Problem details
Reproduce all records verbatim.

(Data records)
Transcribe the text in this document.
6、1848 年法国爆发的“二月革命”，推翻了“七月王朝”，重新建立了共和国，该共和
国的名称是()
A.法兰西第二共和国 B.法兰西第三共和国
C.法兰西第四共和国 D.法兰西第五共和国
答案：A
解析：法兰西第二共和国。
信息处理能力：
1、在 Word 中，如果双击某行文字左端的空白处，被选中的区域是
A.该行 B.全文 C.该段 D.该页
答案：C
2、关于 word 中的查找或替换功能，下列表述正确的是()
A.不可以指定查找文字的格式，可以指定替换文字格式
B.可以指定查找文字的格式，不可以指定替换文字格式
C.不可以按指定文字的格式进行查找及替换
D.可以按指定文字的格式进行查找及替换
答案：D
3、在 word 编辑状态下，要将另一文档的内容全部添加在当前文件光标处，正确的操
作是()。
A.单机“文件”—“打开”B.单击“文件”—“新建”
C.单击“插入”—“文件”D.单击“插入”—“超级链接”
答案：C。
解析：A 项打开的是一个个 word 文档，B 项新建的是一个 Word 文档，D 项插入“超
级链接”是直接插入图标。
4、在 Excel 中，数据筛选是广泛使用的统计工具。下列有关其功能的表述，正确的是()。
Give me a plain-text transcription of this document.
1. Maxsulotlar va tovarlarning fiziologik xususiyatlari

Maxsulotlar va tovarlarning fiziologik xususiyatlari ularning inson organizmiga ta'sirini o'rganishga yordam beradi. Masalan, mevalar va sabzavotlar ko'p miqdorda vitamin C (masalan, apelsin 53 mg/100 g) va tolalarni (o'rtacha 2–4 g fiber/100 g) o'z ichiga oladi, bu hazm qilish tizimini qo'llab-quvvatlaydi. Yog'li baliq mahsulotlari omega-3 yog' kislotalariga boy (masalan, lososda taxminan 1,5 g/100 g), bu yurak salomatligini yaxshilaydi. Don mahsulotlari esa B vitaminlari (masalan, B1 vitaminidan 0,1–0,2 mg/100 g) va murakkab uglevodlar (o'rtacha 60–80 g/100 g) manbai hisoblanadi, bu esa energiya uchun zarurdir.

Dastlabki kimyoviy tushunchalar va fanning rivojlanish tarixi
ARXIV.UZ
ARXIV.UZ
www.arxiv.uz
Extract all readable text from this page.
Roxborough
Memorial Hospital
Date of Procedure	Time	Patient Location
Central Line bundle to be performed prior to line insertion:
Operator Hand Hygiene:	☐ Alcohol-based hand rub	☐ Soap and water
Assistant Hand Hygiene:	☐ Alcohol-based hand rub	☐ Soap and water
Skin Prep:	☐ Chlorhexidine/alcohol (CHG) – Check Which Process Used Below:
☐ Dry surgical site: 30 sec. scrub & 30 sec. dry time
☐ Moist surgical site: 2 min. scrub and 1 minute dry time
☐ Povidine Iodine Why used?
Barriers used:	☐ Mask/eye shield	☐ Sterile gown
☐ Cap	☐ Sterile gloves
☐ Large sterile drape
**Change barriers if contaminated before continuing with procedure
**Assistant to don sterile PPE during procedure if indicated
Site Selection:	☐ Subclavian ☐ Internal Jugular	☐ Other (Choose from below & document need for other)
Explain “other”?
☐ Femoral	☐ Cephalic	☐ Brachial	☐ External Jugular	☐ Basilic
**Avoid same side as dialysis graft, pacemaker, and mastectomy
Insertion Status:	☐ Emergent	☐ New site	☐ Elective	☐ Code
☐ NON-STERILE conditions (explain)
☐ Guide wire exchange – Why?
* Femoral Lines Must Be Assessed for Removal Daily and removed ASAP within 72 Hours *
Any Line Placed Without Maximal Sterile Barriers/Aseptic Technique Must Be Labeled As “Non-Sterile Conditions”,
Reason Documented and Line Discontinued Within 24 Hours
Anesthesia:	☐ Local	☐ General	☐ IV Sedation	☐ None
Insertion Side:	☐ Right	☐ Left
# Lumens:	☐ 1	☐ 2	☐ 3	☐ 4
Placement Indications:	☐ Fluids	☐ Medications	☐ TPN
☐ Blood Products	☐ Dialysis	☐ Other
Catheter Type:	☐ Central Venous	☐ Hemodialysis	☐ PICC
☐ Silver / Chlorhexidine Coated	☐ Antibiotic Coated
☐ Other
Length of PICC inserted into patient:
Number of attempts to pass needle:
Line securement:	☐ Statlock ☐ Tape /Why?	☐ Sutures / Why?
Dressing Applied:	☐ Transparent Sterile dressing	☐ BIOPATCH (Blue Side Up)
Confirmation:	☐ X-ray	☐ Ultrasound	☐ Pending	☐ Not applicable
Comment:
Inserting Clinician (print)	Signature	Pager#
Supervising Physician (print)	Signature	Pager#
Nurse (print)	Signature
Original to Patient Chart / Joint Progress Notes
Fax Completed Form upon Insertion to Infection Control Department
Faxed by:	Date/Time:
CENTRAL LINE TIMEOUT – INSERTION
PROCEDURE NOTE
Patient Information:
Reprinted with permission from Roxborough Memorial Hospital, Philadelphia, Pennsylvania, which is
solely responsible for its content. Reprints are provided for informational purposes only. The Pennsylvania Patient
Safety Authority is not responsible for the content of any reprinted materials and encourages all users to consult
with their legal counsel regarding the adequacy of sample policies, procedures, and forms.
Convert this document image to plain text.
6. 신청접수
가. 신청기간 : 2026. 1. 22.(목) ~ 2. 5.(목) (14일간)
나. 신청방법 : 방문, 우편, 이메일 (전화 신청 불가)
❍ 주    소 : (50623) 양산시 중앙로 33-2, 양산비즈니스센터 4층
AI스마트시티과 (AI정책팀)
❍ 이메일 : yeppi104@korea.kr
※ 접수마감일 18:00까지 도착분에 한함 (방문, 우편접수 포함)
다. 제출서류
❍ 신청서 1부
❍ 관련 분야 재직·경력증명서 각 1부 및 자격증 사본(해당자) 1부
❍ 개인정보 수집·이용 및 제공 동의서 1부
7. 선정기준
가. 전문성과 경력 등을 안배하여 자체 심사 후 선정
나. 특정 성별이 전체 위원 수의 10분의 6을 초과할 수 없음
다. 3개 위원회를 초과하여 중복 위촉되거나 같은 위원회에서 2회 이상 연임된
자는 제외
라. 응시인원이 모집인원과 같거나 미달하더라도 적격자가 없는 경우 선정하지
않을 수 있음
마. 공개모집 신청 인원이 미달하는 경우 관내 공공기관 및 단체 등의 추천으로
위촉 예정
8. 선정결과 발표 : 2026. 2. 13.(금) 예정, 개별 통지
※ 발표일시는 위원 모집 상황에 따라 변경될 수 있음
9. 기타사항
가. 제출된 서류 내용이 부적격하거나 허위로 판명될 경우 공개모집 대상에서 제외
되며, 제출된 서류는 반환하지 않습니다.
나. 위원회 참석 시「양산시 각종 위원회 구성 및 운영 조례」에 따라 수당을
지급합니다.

Exercise response
Transcribe the text in this document.
6、1848 年法国爆发的“二月革命”，推翻了“七月王朝”，重新建立了共和国，该共和
国的名称是()
A.法兰西第二共和国 B.法兰西第三共和国
C.法兰西第四共和国 D.法兰西第五共和国
答案：A
解析：法兰西第二共和国。
信息处理能力：
1、在 Word 中，如果双击某行文字左端的空白处，被选中的区域是
A.该行 B.全文 C.该段 D.该页
答案：C
2、关于 word 中的查找或替换功能，下列表述正确的是()
A.不可以指定查找文字的格式，可以指定替换文字格式
B.可以指定查找文字的格式，不可以指定替换文字格式
C.不可以按指定文字的格式进行查找及替换
D.可以按指定文字的格式进行查找及替换
答案：D
3、在 word 编辑状态下，要将另一文档的内容全部添加在当前文件光标处，正确的操
作是()。
A.单机“文件”—“打开”B.单击“文件”—“新建”
C.单击“插入”—“文件”D.单击“插入”—“超级链接”
答案：C。
解析：A 项打开的是一个个 word 文档，B 项新建的是一个 Word 文档，D 项插入“超
级链接”是直接插入图标。
4、在 Excel 中，数据筛选是广泛使用的统计工具。下列有关其功能的表述，正确的是()。
Give me a plain-text transcription of this document.
1. Maxsulotlar va tovarlarning fiziologik xususiyatlari

Maxsulotlar va tovarlarning fiziologik xususiyatlari ularning inson organizmiga ta'sirini o'rganishga yordam beradi. Masalan, mevalar va sabzavotlar ko'p miqdorda vitamin C (masalan, apelsin 53 mg/100 g) va tolalarni (o'rtacha 2–4 g fiber/100 g) o'z ichiga oladi, bu hazm qilish tizimini qo'llab-quvvatlaydi. Yog'li baliq mahsulotlari omega-3 yog' kislotalariga boy (masalan, lososda taxminan 1,5 g/100 g), bu yurak salomatligini yaxshilaydi. Don mahsulotlari esa B vitaminlari (masalan, B1 vitaminidan 0,1–0,2 mg/100 g) va murakkab uglevodlar (o'rtacha 60–80 g/100 g) manbai hisoblanadi, bu esa energiya uchun zarurdir.

Dastlabki kimyoviy tushunchalar va fanning rivojlanish tarixi
ARXIV.UZ
ARXIV.UZ
www.arxiv.uz
Extract all readable text from this page.
Roxborough
Memorial Hospital
Date of Procedure	Time	Patient Location
Central Line bundle to be performed prior to line insertion:
Operator Hand Hygiene:	☐ Alcohol-based hand rub	☐ Soap and water
Assistant Hand Hygiene:	☐ Alcohol-based hand rub	☐ Soap and water
Skin Prep:	☐ Chlorhexidine/alcohol (CHG) – Check Which Process Used Below:
☐ Dry surgical site: 30 sec. scrub & 30 sec. dry time
☐ Moist surgical site: 2 min. scrub and 1 minute dry time
☐ Povidine Iodine Why used?
Barriers used:	☐ Mask/eye shield	☐ Sterile gown
☐ Cap	☐ Sterile gloves
☐ Large sterile drape
**Change barriers if contaminated before continuing with procedure
**Assistant to don sterile PPE during procedure if indicated
Site Selection:	☐ Subclavian ☐ Internal Jugular	☐ Other (Choose from below & document need for other)
Explain “other”?
☐ Femoral	☐ Cephalic	☐ Brachial	☐ External Jugular	☐ Basilic
**Avoid same side as dialysis graft, pacemaker, and mastectomy
Insertion Status:	☐ Emergent	☐ New site	☐ Elective	☐ Code
☐ NON-STERILE conditions (explain)
☐ Guide wire exchange – Why?
* Femoral Lines Must Be Assessed for Removal Daily and removed ASAP within 72 Hours *
Any Line Placed Without Maximal Sterile Barriers/Aseptic Technique Must Be Labeled As “Non-Sterile Conditions”,
Reason Documented and Line Discontinued Within 24 Hours
Anesthesia:	☐ Local	☐ General	☐ IV Sedation	☐ None
Insertion Side:	☐ Right	☐ Left
# Lumens:	☐ 1	☐ 2	☐ 3	☐ 4
Placement Indications:	☐ Fluids	☐ Medications	☐ TPN
☐ Blood Products	☐ Dialysis	☐ Other
Catheter Type:	☐ Central Venous	☐ Hemodialysis	☐ PICC
☐ Silver / Chlorhexidine Coated	☐ Antibiotic Coated
☐ Other
Length of PICC inserted into patient:
Number of attempts to pass needle:
Line securement:	☐ Statlock ☐ Tape /Why?	☐ Sutures / Why?
Dressing Applied:	☐ Transparent Sterile dressing	☐ BIOPATCH (Blue Side Up)
Confirmation:	☐ X-ray	☐ Ultrasound	☐ Pending	☐ Not applicable
Comment:
Inserting Clinician (print)	Signature	Pager#
Supervising Physician (print)	Signature	Pager#
Nurse (print)	Signature
Original to Patient Chart / Joint Progress Notes
Fax Completed Form upon Insertion to Infection Control Department
Faxed by:	Date/Time:
CENTRAL LINE TIMEOUT – INSERTION
PROCEDURE NOTE
Patient Information:
Reprinted with permission from Roxborough Memorial Hospital, Philadelphia, Pennsylvania, which is
solely responsible for its content. Reprints are provided for informational purposes only. The Pennsylvania Patient
Safety Authority is not responsible for the content of any reprinted materials and encourages all users to consult
with their legal counsel regarding the adequacy of sample policies, procedures, and forms.
Convert this document image to plain text.
6. 신청접수
가. 신청기간 : 2026. 1. 22.(목) ~ 2. 5.(목) (14일간)
나. 신청방법 : 방문, 우편, 이메일 (전화 신청 불가)
❍ 주    소 : (50623) 양산시 중앙로 33-2, 양산비즈니스센터 4층
AI스마트시티과 (AI정책팀)
❍ 이메일 : yeppi104@korea.kr
※ 접수마감일 18:00까지 도착분에 한함 (방문, 우편접수 포함)
다. 제출서류
❍ 신청서 1부
❍ 관련 분야 재직·경력증명서 각 1부 및 자격증 사본(해당자) 1부
❍ 개인정보 수집·이용 및 제공 동의서 1부
7. 선정기준
가. 전문성과 경력 등을 안배하여 자체 심사 후 선정
나. 특정 성별이 전체 위원 수의 10분의 6을 초과할 수 없음
다. 3개 위원회를 초과하여 중복 위촉되거나 같은 위원회에서 2회 이상 연임된
자는 제외
라. 응시인원이 모집인원과 같거나 미달하더라도 적격자가 없는 경우 선정하지
않을 수 있음
마. 공개모집 신청 인원이 미달하는 경우 관내 공공기관 및 단체 등의 추천으로
위촉 예정
8. 선정결과 발표 : 2026. 2. 13.(금) 예정, 개별 통지
※ 발표일시는 위원 모집 상황에 따라 변경될 수 있음
9. 기타사항
가. 제출된 서류 내용이 부적격하거나 허위로 판명될 경우 공개모집 대상에서 제외
되며, 제출된 서류는 반환하지 않습니다.
나. 위원회 참석 시「양산시 각종 위원회 구성 및 운영 조례」에 따라 수당을
지급합니다.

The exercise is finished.